- Given instruction
Keep the pictures out of the copy and repeat the records exactly.

- Records provided
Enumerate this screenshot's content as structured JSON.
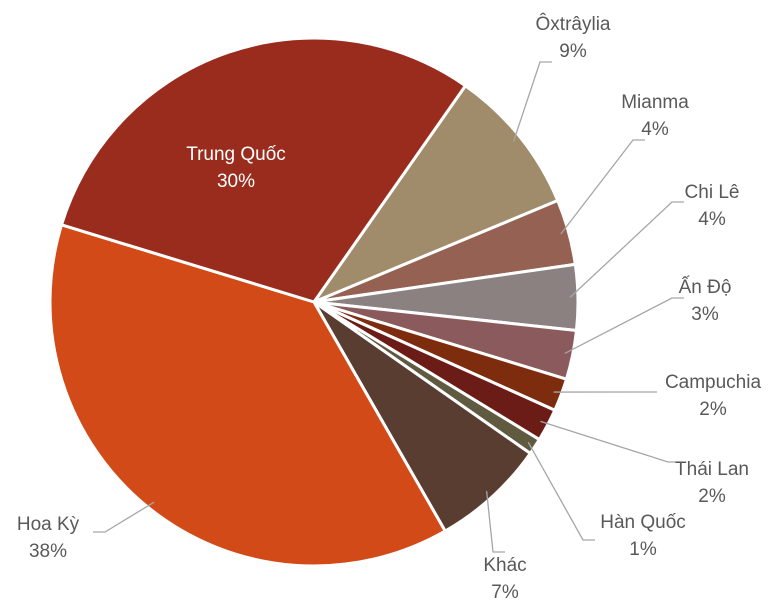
{
  "chart_data": {
    "type": "pie",
    "categories": [
      "Ôxtrâylia",
      "Mianma",
      "Chi Lê",
      "Ấn Độ",
      "Campuchia",
      "Thái Lan",
      "Hàn Quốc",
      "Khác",
      "Hoa Kỳ",
      "Trung Quốc"
    ],
    "values": [
      9,
      4,
      4,
      3,
      2,
      2,
      1,
      7,
      38,
      30
    ],
    "value_labels": [
      "9%",
      "4%",
      "4%",
      "3%",
      "2%",
      "2%",
      "1%",
      "7%",
      "38%",
      "30%"
    ],
    "colors": [
      "#a08c6a",
      "#946152",
      "#8c8181",
      "#8b5a5c",
      "#7e2c0e",
      "#6c1c16",
      "#5f5a40",
      "#5a3d31",
      "#d24a17",
      "#9a2c1e"
    ]
  }
}
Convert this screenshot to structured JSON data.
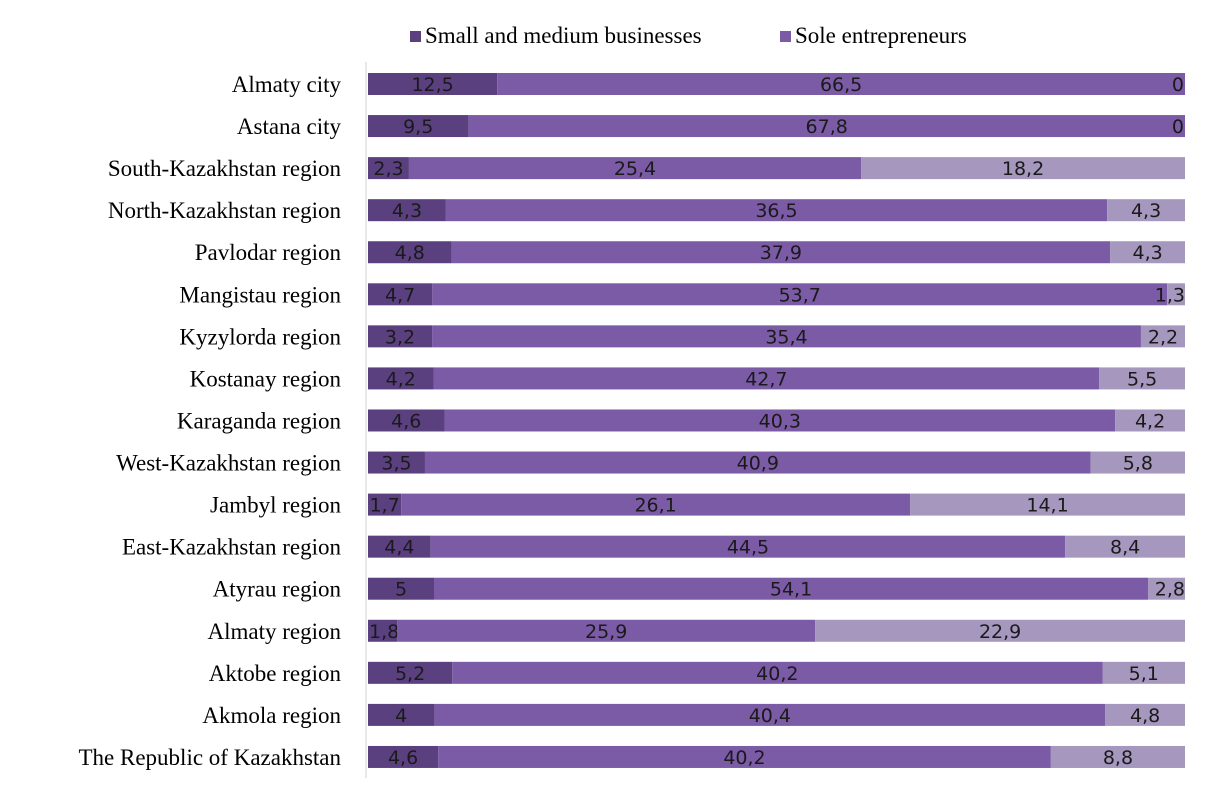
{
  "chart_data": {
    "type": "bar",
    "orientation": "horizontal",
    "stacked": true,
    "percent_stacked": true,
    "title": "",
    "xlabel": "",
    "ylabel": "",
    "legend": {
      "position": "top",
      "entries": [
        "Small and medium businesses",
        "Sole entrepreneurs"
      ]
    },
    "categories": [
      "Almaty city",
      "Astana city",
      "South-Kazakhstan region",
      "North-Kazakhstan region",
      "Pavlodar region",
      "Mangistau region",
      "Kyzylorda region",
      "Kostanay region",
      "Karaganda region",
      "West-Kazakhstan region",
      "Jambyl region",
      "East-Kazakhstan region",
      "Atyrau region",
      "Almaty region",
      "Aktobe region",
      "Akmola region",
      "The Republic of Kazakhstan"
    ],
    "series": [
      {
        "name": "",
        "color": "#5b4080",
        "values": [
          12.5,
          9.5,
          2.3,
          4.3,
          4.8,
          4.7,
          3.2,
          4.2,
          4.6,
          3.5,
          1.7,
          4.4,
          5,
          1.8,
          5.2,
          4,
          4.6
        ],
        "labels": [
          "12,5",
          "9,5",
          "2,3",
          "4,3",
          "4,8",
          "4,7",
          "3,2",
          "4,2",
          "4,6",
          "3,5",
          "1,7",
          "4,4",
          "5",
          "1,8",
          "5,2",
          "4",
          "4,6"
        ]
      },
      {
        "name": "",
        "color": "#7b5aa6",
        "values": [
          66.5,
          67.8,
          25.4,
          36.5,
          37.9,
          53.7,
          35.4,
          42.7,
          40.3,
          40.9,
          26.1,
          44.5,
          54.1,
          25.9,
          40.2,
          40.4,
          40.2
        ],
        "labels": [
          "66,5",
          "67,8",
          "25,4",
          "36,5",
          "37,9",
          "53,7",
          "35,4",
          "42,7",
          "40,3",
          "40,9",
          "26,1",
          "44,5",
          "54,1",
          "25,9",
          "40,2",
          "40,4",
          "40,2"
        ]
      },
      {
        "name": "",
        "color": "#a597bd",
        "values": [
          0,
          0,
          18.2,
          4.3,
          4.3,
          1.3,
          2.2,
          5.5,
          4.2,
          5.8,
          14.1,
          8.4,
          2.8,
          22.9,
          5.1,
          4.8,
          8.8
        ],
        "labels": [
          "0",
          "0",
          "18,2",
          "4,3",
          "4,3",
          "1,3",
          "2,2",
          "5,5",
          "4,2",
          "5,8",
          "14,1",
          "8,4",
          "2,8",
          "22,9",
          "5,1",
          "4,8",
          "8,8"
        ]
      }
    ],
    "legend_colors": [
      "#5b4080",
      "#7b5aa6"
    ],
    "grid": false
  }
}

- Correct response
Enumerate this screenshot's content as structured JSON.
{
  "chart_data": {
    "type": "pie",
    "categories": [
      "Ôxtrâylia",
      "Mianma",
      "Chi Lê",
      "Ấn Độ",
      "Campuchia",
      "Thái Lan",
      "Hàn Quốc",
      "Khác",
      "Hoa Kỳ",
      "Trung Quốc"
    ],
    "values": [
      9,
      4,
      4,
      3,
      2,
      2,
      1,
      7,
      38,
      30
    ],
    "value_labels": [
      "9%",
      "4%",
      "4%",
      "3%",
      "2%",
      "2%",
      "1%",
      "7%",
      "38%",
      "30%"
    ],
    "colors": [
      "#a08c6a",
      "#946152",
      "#8c8181",
      "#8b5a5c",
      "#7e2c0e",
      "#6c1c16",
      "#5f5a40",
      "#5a3d31",
      "#d24a17",
      "#9a2c1e"
    ]
  }
}
Convert this screenshot to structured JSON data.
{
  "chart_data": {
    "type": "bar",
    "orientation": "horizontal",
    "stacked": true,
    "percent_stacked": true,
    "title": "",
    "xlabel": "",
    "ylabel": "",
    "legend": {
      "position": "top",
      "entries": [
        "Small and medium businesses",
        "Sole entrepreneurs"
      ]
    },
    "categories": [
      "Almaty city",
      "Astana city",
      "South-Kazakhstan region",
      "North-Kazakhstan region",
      "Pavlodar region",
      "Mangistau region",
      "Kyzylorda region",
      "Kostanay region",
      "Karaganda region",
      "West-Kazakhstan region",
      "Jambyl region",
      "East-Kazakhstan region",
      "Atyrau region",
      "Almaty region",
      "Aktobe region",
      "Akmola region",
      "The Republic of Kazakhstan"
    ],
    "series": [
      {
        "name": "",
        "color": "#5b4080",
        "values": [
          12.5,
          9.5,
          2.3,
          4.3,
          4.8,
          4.7,
          3.2,
          4.2,
          4.6,
          3.5,
          1.7,
          4.4,
          5,
          1.8,
          5.2,
          4,
          4.6
        ],
        "labels": [
          "12,5",
          "9,5",
          "2,3",
          "4,3",
          "4,8",
          "4,7",
          "3,2",
          "4,2",
          "4,6",
          "3,5",
          "1,7",
          "4,4",
          "5",
          "1,8",
          "5,2",
          "4",
          "4,6"
        ]
      },
      {
        "name": "",
        "color": "#7b5aa6",
        "values": [
          66.5,
          67.8,
          25.4,
          36.5,
          37.9,
          53.7,
          35.4,
          42.7,
          40.3,
          40.9,
          26.1,
          44.5,
          54.1,
          25.9,
          40.2,
          40.4,
          40.2
        ],
        "labels": [
          "66,5",
          "67,8",
          "25,4",
          "36,5",
          "37,9",
          "53,7",
          "35,4",
          "42,7",
          "40,3",
          "40,9",
          "26,1",
          "44,5",
          "54,1",
          "25,9",
          "40,2",
          "40,4",
          "40,2"
        ]
      },
      {
        "name": "",
        "color": "#a597bd",
        "values": [
          0,
          0,
          18.2,
          4.3,
          4.3,
          1.3,
          2.2,
          5.5,
          4.2,
          5.8,
          14.1,
          8.4,
          2.8,
          22.9,
          5.1,
          4.8,
          8.8
        ],
        "labels": [
          "0",
          "0",
          "18,2",
          "4,3",
          "4,3",
          "1,3",
          "2,2",
          "5,5",
          "4,2",
          "5,8",
          "14,1",
          "8,4",
          "2,8",
          "22,9",
          "5,1",
          "4,8",
          "8,8"
        ]
      }
    ],
    "legend_colors": [
      "#5b4080",
      "#7b5aa6"
    ],
    "grid": false
  }
}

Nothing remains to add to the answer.